Required tasks:
(1) Can you retype the part of the zipcode scraping notebook that begins at the words "data = data.drop(index=236)" and stops after "np.save('zipcode_to_charity_dict.npy', zipcode_to_charity_dict)"?
(2) Do these statements agree with the zipcode scraping notebook? For each, answer yes or no and quote the deciding words from the notebook exactly. (a) The income function requests pages from incomebyzipcode.com. (b) Zipcode 10119 is given an income of 90151. (c) The charity dictionary is saved to a file named zipcode_to_charity_dict.npy.

--- Document ---

# Webscraping Income and Charity Contribution Data In NY By Zipcode

 This Notebook shows the code used in the MTA data analysis.
 
 Group: Danny, Navina, John, Kevin 

## Pt 1: Code To Scrape "Income Per Capita" Data

Import Libraries

In [None]:
import pandas as pd
import numpy as np
import requests
import re
from bs4 import BeautifulSoup

Fetches the income per capita given a zipcode

In [None]:
def zipcode_to_capita(zipcode):
    url = "https://www.incomebyzipcode.com/newyork/{}".format(zipcode)
    page = requests.get(url).text
    soup = BeautifulSoup(page, features="html5lib")
    a = soup.findAll('table',{'class':'table table-responsive'})
    income_per_capita = a[2].findAll('td')[0].text
    return(int(income_per_capita.strip('$').replace(',', '')))

Load the dataset that contains zipcodes, zipcodes with no data on the webpage are dropped

In [None]:
data = pd.read_csv("station_zips.csv")
data = data.drop(index=208)
data = data.drop(index=255)
data = data.drop(index=323)
data = data.reset_index()
data.head()

Populates a column in the data with incomes

In [None]:
zips = data['zip']
incomes = []
for index,zipcode in enumerate(zips[:5]):
    print("index: ", index,"zipcode: ", zipcode)   
    incomes.append(zipcode_to_capita(zipcode))
data['incomes'] = incomes
data_incomes = data

Option 1: Code to store data in a dataframe 

In [None]:
#data_with_incomes.to_csv('data_income_data.csv', sep=',', encoding='utf-8')
#data_with_incomes.head(10)

Option 2: Creating dictionary for fast access, better option. Will be used for charity as well


In [None]:
#data_incomes = pd.read_csv("zip_income_data.csv")
zipcode_to_income_dict = data_incomes.set_index('zip').to_dict()['incomes']

Using neighboring zipcodes for those with empty entries


In [None]:
zipcode_to_income_dict[10119] = 86347
zipcode_to_income_dict[10020] = 90151

Store dictionary into a numpy file for easy importing in other files

In [None]:
np.save('zipcode_to_income_dict.npy', zipcode_to_income_dict)

## Pt 2: Code To Scrape "Charity Contributions" Data

In [None]:
def zipcode_to_charity(zipcode):   
    url = "http://www.city-data.com/zips/{}.html".format(zipcode)
    page = requests.get(url).text
    soup = BeautifulSoup(page, features="html5lib")
    b = soup.findAll('div',{'class':'hgraph'})
    str1 = str(b[15])
    charity_contribution = re.findall(r"\$[^ ]+", str1)[0].split('<')[0]
    return(int(charity_contribution.strip('$').replace(',', '')))
   

Load the dataset that contains data and zipcodes, zipcodes with no data on the webpage are dropped

In [None]:
data = pd.read_csv("station_zips.csv")

Populates a column in the data with incomes


In [None]:
zips = data['zip']
charity_num = []
for index,zipcode in enumerate(zips[5:]):
        print("index: ", index,"zipcode: ", zipcode)   
        charity_num.append(zipcode_to_charity(zipcode))
        print(charity_num[index])
data['charity'] = charity_num

Drop data that does not have an entry, fill in if needed

In [None]:
data = data.drop(index=208)
data = data.drop(index=167)
data = data.drop(index=134)
data = data.drop(index=233)
data = data.drop(index=236)
data = data.drop(index=255)
data = data.drop(index=323)
data = data.drop(index=418)
data = data.reset_index()

In [None]:
zipcode_to_charity_dict = data.set_index('zip').to_dict()['charity']

#Store dictionary into a numpy file for easy importing in other files
np.save('zipcode_to_charity_dict.npy', zipcode_to_charity_dict)

--- Data shown ---

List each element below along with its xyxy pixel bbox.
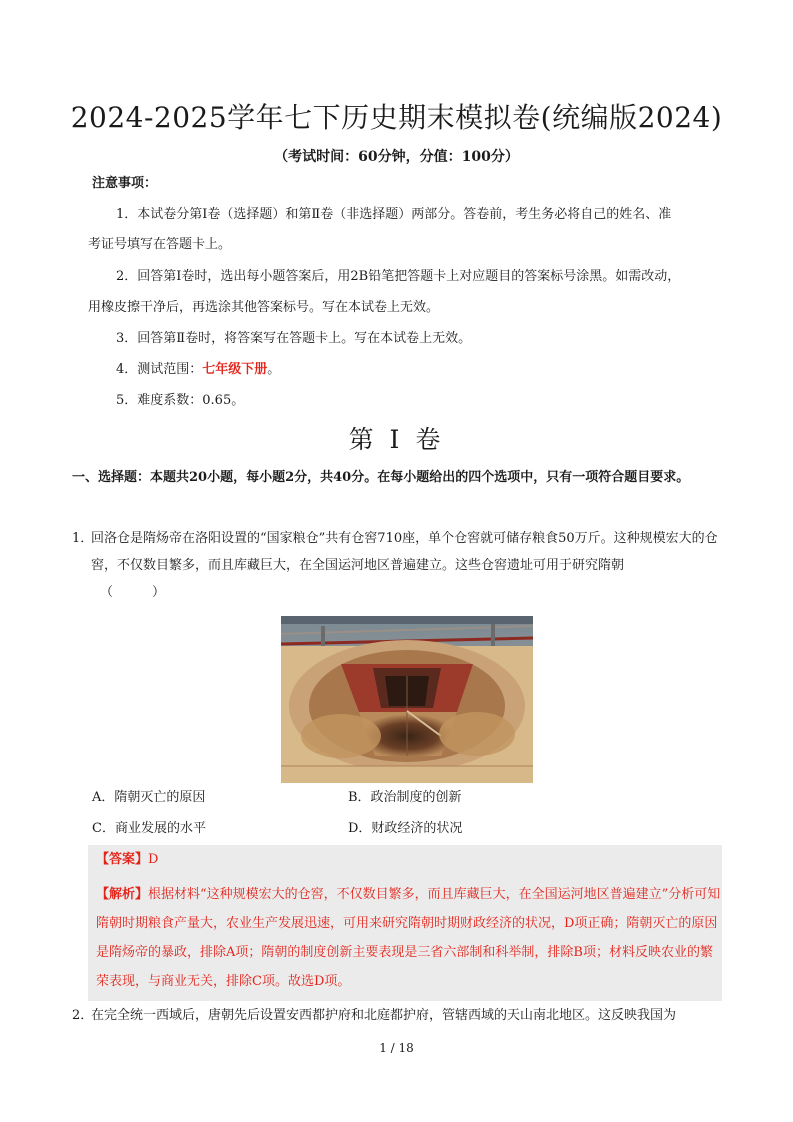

---

Results of the tasks:
(1)
data = data.drop(index=236)
data = data.drop(index=255)
data = data.drop(index=323)
data = data.drop(index=418)
data = data.reset_index()

In [None]:
zipcode_to_charity_dict = data.set_index('zip').to_dict()['charity']

#Store dictionary into a numpy file for easy importing in other files
np.save('zipcode_to_charity_dict.npy', zipcode_to_charity_dict)

(2)
(a) Yes: "url = "https://www.incomebyzipcode.com/newyork/{}".format(zipcode)"
(b) No: "zipcode_to_income_dict[10119] = 86347"
(c) Yes: "np.save('zipcode_to_charity_dict.npy', zipcode_to_charity_dict)"